- Request:
Please rewrite all the items below with every "interactable" changed to "clickable" and nothing else altered. Leave the pictures out of your version.

Records from a data source
☆ ☆ ☆ ☆
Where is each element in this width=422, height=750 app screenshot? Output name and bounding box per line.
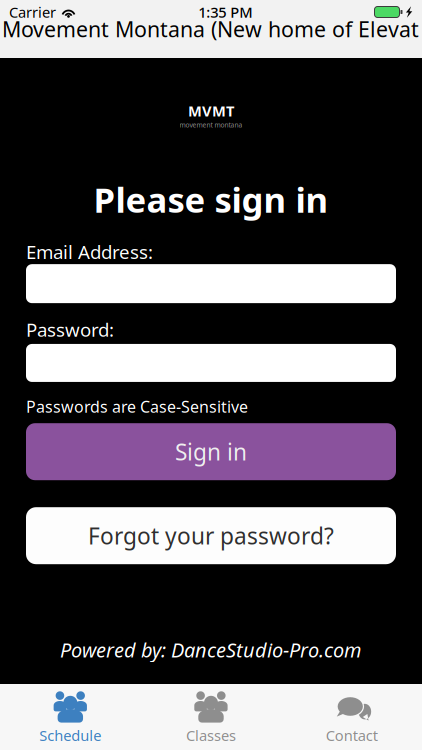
staticText: Passwords are Case-Sensitive	[26, 396, 248, 417]
staticText: 1:35 PM	[198, 2, 252, 22]
staticText: Please sign in	[94, 176, 328, 222]
button[interactable]: Classes	[141, 684, 281, 750]
staticText: Email Address:	[26, 239, 153, 264]
button[interactable]: Forgot your password?	[26, 507, 396, 564]
staticText: Contact	[326, 726, 378, 745]
staticText: Schedule	[39, 726, 101, 745]
button[interactable]: Sign in	[26, 423, 396, 480]
staticText: Forgot your password?	[88, 521, 334, 551]
staticText: Powered by: DanceStudio-Pro.com	[60, 636, 362, 663]
staticText: Password:	[26, 317, 114, 342]
staticText: Carrier	[9, 2, 56, 22]
button[interactable]: Contact	[281, 684, 422, 750]
staticText: movement montana	[180, 120, 242, 129]
staticText: Sign in	[175, 437, 247, 467]
staticText: MVMT	[188, 101, 234, 120]
staticText: Classes	[186, 726, 236, 745]
staticText: Movement Montana (New home of Elevat	[2, 15, 419, 43]
button[interactable]: Schedule	[0, 684, 141, 750]
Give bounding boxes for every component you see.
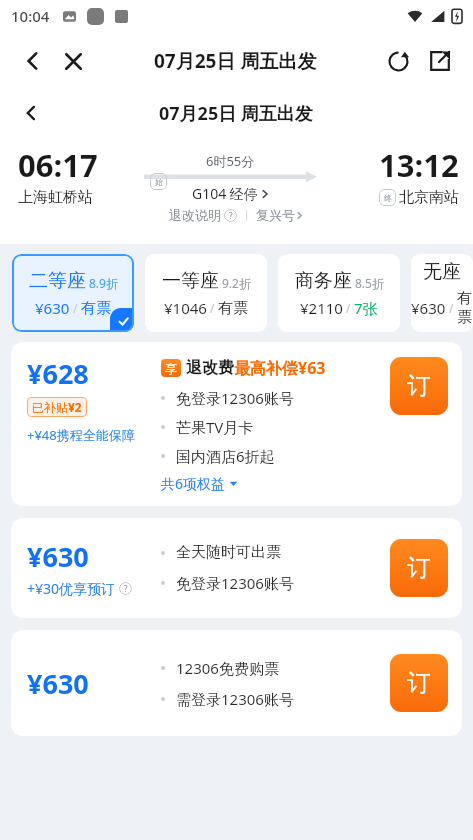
staticText: 一等座 — [162, 269, 219, 293]
staticText: / — [449, 300, 454, 316]
staticText: 有票 — [218, 299, 248, 318]
staticText: +¥48携程全能保障 — [27, 426, 135, 444]
button[interactable]: Close — [54, 42, 92, 80]
staticText: 07月25日 周五出发 — [159, 101, 313, 126]
button[interactable]: Refresh — [379, 42, 417, 80]
staticText: +¥30优享预订 — [27, 579, 116, 598]
staticText: ¥630 — [35, 298, 70, 318]
button[interactable]: 二等座 — [12, 254, 134, 332]
staticText: ¥630 — [27, 538, 89, 575]
staticText: 有票 — [457, 289, 473, 326]
staticText: 免登录12306账号 — [176, 388, 294, 408]
staticText: 10:04 — [11, 6, 50, 26]
staticText: / — [73, 300, 78, 316]
staticText: 始 — [155, 177, 163, 187]
button[interactable]: G104 经停 — [192, 184, 270, 203]
staticText: ¥630 — [411, 298, 446, 318]
staticText: 订 — [407, 371, 431, 401]
button[interactable]: ¥630 — [11, 630, 462, 736]
button[interactable]: ¥630 — [11, 518, 462, 618]
staticText: 最高补偿¥63 — [234, 357, 326, 379]
button[interactable]: 一等座 — [145, 254, 267, 332]
staticText: 终 — [384, 193, 392, 203]
button[interactable]: 订 — [390, 654, 448, 712]
button[interactable]: 订 — [390, 357, 448, 415]
staticText: 6时55分 — [206, 152, 255, 170]
button[interactable]: 退改说明 — [169, 207, 237, 223]
button[interactable]: Back — [14, 42, 52, 80]
staticText: 有票 — [81, 299, 111, 318]
staticText: 12306免费购票 — [176, 658, 279, 678]
staticText: 8.5折 — [355, 275, 384, 291]
staticText: G104 经停 — [192, 184, 258, 203]
staticText: 需登录12306账号 — [176, 689, 294, 709]
button[interactable]: Back — [16, 98, 46, 128]
staticText: 订 — [407, 668, 431, 698]
button[interactable]: 复兴号 — [256, 207, 304, 223]
staticText: 13:12 — [379, 144, 459, 186]
staticText: 订 — [407, 553, 431, 583]
staticText: 复兴号 — [256, 207, 295, 223]
staticText: ? — [124, 583, 128, 594]
staticText: 享 — [165, 361, 177, 376]
staticText: 9.2折 — [222, 275, 251, 291]
staticText: 国内酒店6折起 — [176, 446, 275, 466]
staticText: 无座 — [423, 260, 461, 284]
button[interactable]: ¥628 — [11, 342, 462, 506]
staticText: 共6项权益 — [161, 474, 226, 493]
staticText: 06:17 — [18, 144, 98, 186]
button[interactable]: Share — [421, 42, 459, 80]
staticText: ¥2110 — [300, 298, 343, 318]
staticText: 07月25日 周五出发 — [154, 48, 317, 74]
staticText: / — [210, 300, 215, 316]
staticText: 上海虹桥站 — [18, 188, 93, 207]
staticText: ¥2 — [68, 399, 82, 415]
staticText: ¥630 — [27, 665, 89, 702]
staticText: 免登录12306账号 — [176, 573, 294, 593]
staticText: 已补贴 — [32, 400, 68, 415]
staticText: ¥628 — [27, 355, 89, 392]
staticText: 全天随时可出票 — [176, 543, 281, 562]
staticText: 商务座 — [295, 269, 352, 293]
staticText: ¥1046 — [164, 298, 207, 318]
staticText: 二等座 — [29, 269, 86, 293]
staticText: 芒果TV月卡 — [176, 417, 254, 437]
button[interactable]: 无座 — [411, 254, 473, 332]
staticText: 8.9折 — [89, 275, 118, 291]
staticText: ? — [229, 210, 233, 221]
button[interactable]: 商务座 — [278, 254, 400, 332]
staticText: 退改说明 — [169, 207, 221, 223]
button[interactable]: 订 — [390, 539, 448, 597]
staticText: / — [346, 300, 351, 316]
staticText: 7张 — [354, 298, 378, 318]
staticText: 退改费 — [186, 358, 234, 378]
staticText: 北京南站 — [399, 188, 459, 207]
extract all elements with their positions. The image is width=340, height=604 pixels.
☆ ☆ ☆ ☆
- Response below:
Where is each element in this width=422, height=750 app screenshot? Output name and bounding box per line.
staticText: Passwords are Case-Sensitive	[26, 396, 248, 417]
staticText: 1:35 PM	[198, 2, 252, 22]
staticText: Please sign in	[94, 176, 328, 222]
button[clickable]: Classes	[141, 684, 281, 750]
staticText: Email Address:	[26, 239, 153, 264]
button[clickable]: Forgot your password?	[26, 507, 396, 564]
staticText: Contact	[326, 726, 378, 745]
staticText: Schedule	[39, 726, 101, 745]
button[clickable]: Sign in	[26, 423, 396, 480]
staticText: Forgot your password?	[88, 521, 334, 551]
staticText: Powered by: DanceStudio-Pro.com	[60, 636, 362, 663]
staticText: Password:	[26, 317, 114, 342]
staticText: Carrier	[9, 2, 56, 22]
button[clickable]: Contact	[281, 684, 422, 750]
staticText: movement montana	[180, 120, 242, 129]
staticText: Sign in	[175, 437, 247, 467]
staticText: MVMT	[188, 101, 234, 120]
staticText: Classes	[186, 726, 236, 745]
staticText: Movement Montana (New home of Elevat	[2, 15, 419, 43]
button[clickable]: Schedule	[0, 684, 141, 750]
Give bounding boxes for every component you see.
staticText: 一等座 — [162, 269, 219, 293]
staticText: / — [449, 300, 454, 316]
staticText: 有票 — [218, 299, 248, 318]
staticText: +¥48携程全能保障 — [27, 426, 135, 444]
button[clickable]: Close — [54, 42, 92, 80]
staticText: 07月25日 周五出发 — [159, 101, 313, 126]
button[clickable]: Refresh — [379, 42, 417, 80]
staticText: +¥30优享预订 — [27, 579, 116, 598]
staticText: ¥630 — [35, 298, 70, 318]
button[clickable]: 二等座 — [12, 254, 134, 332]
staticText: ¥630 — [27, 538, 89, 575]
staticText: 有票 — [457, 289, 473, 326]
staticText: 免登录12306账号 — [176, 388, 294, 408]
staticText: 10:04 — [11, 6, 50, 26]
staticText: / — [73, 300, 78, 316]
staticText: 始 — [155, 177, 163, 187]
button[clickable]: G104 经停 — [192, 184, 270, 203]
staticText: ¥630 — [411, 298, 446, 318]
staticText: 订 — [407, 371, 431, 401]
button[clickable]: ¥630 — [11, 630, 462, 736]
button[clickable]: ¥630 — [11, 518, 462, 618]
staticText: 最高补偿¥63 — [234, 357, 326, 379]
button[clickable]: 一等座 — [145, 254, 267, 332]
staticText: 终 — [384, 193, 392, 203]
button[clickable]: 订 — [390, 654, 448, 712]
button[clickable]: 订 — [390, 357, 448, 415]
staticText: 6时55分 — [206, 152, 255, 170]
button[clickable]: 退改说明 — [169, 207, 237, 223]
button[clickable]: Back — [14, 42, 52, 80]
staticText: 有票 — [81, 299, 111, 318]
staticText: 12306免费购票 — [176, 658, 279, 678]
staticText: 8.5折 — [355, 275, 384, 291]
staticText: G104 经停 — [192, 184, 258, 203]
staticText: 需登录12306账号 — [176, 689, 294, 709]
button[clickable]: Back — [16, 98, 46, 128]
staticText: 订 — [407, 668, 431, 698]
button[clickable]: 复兴号 — [256, 207, 304, 223]
staticText: 13:12 — [379, 144, 459, 186]
staticText: 订 — [407, 553, 431, 583]
staticText: 复兴号 — [256, 207, 295, 223]
staticText: ? — [124, 583, 128, 594]
staticText: 享 — [165, 361, 177, 376]
staticText: 9.2折 — [222, 275, 251, 291]
staticText: 国内酒店6折起 — [176, 446, 275, 466]
staticText: 无座 — [423, 260, 461, 284]
button[clickable]: ¥628 — [11, 342, 462, 506]
staticText: 共6项权益 — [161, 474, 226, 493]
staticText: 06:17 — [18, 144, 98, 186]
button[clickable]: Share — [421, 42, 459, 80]
staticText: ¥2110 — [300, 298, 343, 318]
staticText: 07月25日 周五出发 — [154, 48, 317, 74]
staticText: / — [210, 300, 215, 316]
staticText: 上海虹桥站 — [18, 188, 93, 207]
staticText: ¥2 — [68, 399, 82, 415]
staticText: ¥630 — [27, 665, 89, 702]
staticText: 免登录12306账号 — [176, 573, 294, 593]
staticText: 已补贴 — [32, 400, 68, 415]
staticText: ¥628 — [27, 355, 89, 392]
staticText: 全天随时可出票 — [176, 543, 281, 562]
staticText: 商务座 — [295, 269, 352, 293]
staticText: ¥1046 — [164, 298, 207, 318]
staticText: 二等座 — [29, 269, 86, 293]
staticText: 芒果TV月卡 — [176, 417, 254, 437]
button[clickable]: 无座 — [411, 254, 473, 332]
staticText: 8.9折 — [89, 275, 118, 291]
staticText: ? — [229, 210, 233, 221]
button[clickable]: 商务座 — [278, 254, 400, 332]
staticText: 退改说明 — [169, 207, 221, 223]
button[clickable]: 订 — [390, 539, 448, 597]
staticText: / — [346, 300, 351, 316]
staticText: 7张 — [354, 298, 378, 318]
staticText: 退改费 — [186, 358, 234, 378]
staticText: 北京南站 — [399, 188, 459, 207]
extract all elements with their positions. The image is width=340, height=604 pixels.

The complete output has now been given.